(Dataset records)
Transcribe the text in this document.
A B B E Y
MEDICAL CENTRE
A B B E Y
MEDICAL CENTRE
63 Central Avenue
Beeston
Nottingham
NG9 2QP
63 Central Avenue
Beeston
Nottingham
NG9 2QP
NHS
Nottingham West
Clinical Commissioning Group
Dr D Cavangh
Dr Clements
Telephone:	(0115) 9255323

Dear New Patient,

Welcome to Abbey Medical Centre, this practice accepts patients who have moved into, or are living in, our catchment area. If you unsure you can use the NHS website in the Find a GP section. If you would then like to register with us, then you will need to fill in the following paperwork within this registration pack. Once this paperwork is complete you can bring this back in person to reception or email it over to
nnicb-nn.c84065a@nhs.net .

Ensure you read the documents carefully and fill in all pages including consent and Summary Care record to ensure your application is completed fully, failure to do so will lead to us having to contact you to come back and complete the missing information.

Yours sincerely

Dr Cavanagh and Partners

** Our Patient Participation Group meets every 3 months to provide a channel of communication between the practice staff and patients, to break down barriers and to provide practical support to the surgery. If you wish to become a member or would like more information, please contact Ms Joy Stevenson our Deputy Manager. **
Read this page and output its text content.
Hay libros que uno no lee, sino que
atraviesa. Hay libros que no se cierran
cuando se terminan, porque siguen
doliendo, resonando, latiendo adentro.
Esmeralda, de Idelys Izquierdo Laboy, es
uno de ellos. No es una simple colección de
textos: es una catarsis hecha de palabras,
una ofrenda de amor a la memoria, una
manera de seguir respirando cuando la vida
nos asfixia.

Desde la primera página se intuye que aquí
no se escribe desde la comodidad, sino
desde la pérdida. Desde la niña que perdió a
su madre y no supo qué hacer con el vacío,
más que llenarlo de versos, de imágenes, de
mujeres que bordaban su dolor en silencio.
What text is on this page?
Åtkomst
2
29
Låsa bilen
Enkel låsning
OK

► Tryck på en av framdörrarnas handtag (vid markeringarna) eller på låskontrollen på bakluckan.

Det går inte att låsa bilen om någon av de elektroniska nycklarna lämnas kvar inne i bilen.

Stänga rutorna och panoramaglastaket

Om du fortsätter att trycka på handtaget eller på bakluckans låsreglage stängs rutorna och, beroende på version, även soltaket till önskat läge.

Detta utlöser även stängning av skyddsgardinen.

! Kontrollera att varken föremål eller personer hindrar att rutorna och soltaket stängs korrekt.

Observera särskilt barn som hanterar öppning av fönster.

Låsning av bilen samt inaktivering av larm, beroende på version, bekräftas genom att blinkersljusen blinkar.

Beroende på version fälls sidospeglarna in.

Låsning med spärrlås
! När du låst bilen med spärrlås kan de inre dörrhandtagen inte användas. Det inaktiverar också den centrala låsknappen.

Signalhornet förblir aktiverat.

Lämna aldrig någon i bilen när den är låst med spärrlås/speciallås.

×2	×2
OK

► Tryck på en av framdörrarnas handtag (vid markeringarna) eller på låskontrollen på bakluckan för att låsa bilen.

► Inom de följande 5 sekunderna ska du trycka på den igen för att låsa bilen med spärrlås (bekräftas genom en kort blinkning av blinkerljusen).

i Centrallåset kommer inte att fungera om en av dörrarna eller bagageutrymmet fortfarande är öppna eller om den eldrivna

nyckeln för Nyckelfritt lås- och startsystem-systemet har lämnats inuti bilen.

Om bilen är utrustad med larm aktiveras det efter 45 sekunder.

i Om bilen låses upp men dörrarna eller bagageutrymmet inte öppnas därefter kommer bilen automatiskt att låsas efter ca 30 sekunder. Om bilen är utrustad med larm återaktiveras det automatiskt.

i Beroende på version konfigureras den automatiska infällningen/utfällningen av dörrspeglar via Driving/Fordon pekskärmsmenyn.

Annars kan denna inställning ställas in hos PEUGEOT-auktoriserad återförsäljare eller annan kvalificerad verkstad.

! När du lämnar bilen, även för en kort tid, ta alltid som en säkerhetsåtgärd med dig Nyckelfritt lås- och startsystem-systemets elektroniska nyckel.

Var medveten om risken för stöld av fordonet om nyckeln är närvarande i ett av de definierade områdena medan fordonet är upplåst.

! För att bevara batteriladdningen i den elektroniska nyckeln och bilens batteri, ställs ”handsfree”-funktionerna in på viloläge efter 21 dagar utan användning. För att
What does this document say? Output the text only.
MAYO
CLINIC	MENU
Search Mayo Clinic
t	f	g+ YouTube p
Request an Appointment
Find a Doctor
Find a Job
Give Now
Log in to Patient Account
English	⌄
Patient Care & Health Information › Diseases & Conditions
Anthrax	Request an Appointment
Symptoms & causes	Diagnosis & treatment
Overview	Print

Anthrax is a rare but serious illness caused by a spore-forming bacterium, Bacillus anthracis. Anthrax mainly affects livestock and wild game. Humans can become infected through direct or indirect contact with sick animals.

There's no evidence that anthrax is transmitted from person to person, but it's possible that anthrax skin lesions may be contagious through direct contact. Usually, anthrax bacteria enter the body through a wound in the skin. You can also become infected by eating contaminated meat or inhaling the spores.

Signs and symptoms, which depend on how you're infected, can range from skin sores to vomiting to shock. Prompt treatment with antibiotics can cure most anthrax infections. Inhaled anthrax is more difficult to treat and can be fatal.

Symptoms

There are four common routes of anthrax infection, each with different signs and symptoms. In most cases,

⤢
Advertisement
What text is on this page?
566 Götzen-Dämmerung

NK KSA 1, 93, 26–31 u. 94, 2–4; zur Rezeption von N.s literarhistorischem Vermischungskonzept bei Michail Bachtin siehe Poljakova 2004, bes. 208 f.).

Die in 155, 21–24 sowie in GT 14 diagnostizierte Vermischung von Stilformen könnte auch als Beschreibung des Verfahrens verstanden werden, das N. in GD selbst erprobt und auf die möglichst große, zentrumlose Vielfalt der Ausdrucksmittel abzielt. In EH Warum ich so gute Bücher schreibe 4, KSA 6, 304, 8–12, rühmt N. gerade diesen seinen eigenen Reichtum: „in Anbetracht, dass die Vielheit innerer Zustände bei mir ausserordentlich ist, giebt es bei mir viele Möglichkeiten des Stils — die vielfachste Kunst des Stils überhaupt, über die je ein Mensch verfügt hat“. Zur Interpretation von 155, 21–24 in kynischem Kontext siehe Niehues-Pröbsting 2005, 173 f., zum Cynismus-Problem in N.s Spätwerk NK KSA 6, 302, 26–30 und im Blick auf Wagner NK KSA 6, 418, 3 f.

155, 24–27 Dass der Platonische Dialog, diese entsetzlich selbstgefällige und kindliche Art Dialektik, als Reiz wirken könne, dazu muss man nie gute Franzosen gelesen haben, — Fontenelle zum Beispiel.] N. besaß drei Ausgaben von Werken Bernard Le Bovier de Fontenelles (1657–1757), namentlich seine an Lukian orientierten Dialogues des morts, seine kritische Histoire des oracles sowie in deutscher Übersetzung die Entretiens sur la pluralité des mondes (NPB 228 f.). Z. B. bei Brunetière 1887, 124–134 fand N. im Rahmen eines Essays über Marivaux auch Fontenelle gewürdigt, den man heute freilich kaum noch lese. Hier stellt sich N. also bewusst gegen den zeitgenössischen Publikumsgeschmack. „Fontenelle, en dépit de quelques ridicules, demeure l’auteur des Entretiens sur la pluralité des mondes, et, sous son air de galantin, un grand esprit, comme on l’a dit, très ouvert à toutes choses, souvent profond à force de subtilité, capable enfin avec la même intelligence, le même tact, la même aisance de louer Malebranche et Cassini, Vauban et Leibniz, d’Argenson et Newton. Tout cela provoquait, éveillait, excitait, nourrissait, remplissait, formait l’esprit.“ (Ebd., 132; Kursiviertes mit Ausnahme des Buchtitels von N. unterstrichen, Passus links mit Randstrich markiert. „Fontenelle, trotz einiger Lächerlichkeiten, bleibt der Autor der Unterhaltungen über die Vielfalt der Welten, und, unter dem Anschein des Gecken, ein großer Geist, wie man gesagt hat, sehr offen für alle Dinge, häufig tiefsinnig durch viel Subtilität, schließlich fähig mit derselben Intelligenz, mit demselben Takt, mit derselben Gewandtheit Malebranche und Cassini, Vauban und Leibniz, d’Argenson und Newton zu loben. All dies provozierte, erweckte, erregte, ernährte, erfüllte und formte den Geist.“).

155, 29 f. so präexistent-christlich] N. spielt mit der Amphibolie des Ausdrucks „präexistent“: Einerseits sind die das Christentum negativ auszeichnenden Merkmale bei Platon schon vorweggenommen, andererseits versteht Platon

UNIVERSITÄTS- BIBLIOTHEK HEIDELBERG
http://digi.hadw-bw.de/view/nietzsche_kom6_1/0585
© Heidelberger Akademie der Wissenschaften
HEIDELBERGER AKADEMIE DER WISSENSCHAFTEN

• _Task brief_: Among the lines above, show every one that contains the string "rutorna".

• _Output of the task_:
Stänga rutorna och panoramaglastaket
Om du fortsätter att trycka på handtaget eller på bakluckans låsreglage stängs rutorna och, beroende på version, även soltaket till önskat läge.
! Kontrollera att varken föremål eller personer hindrar att rutorna och soltaket stängs korrekt.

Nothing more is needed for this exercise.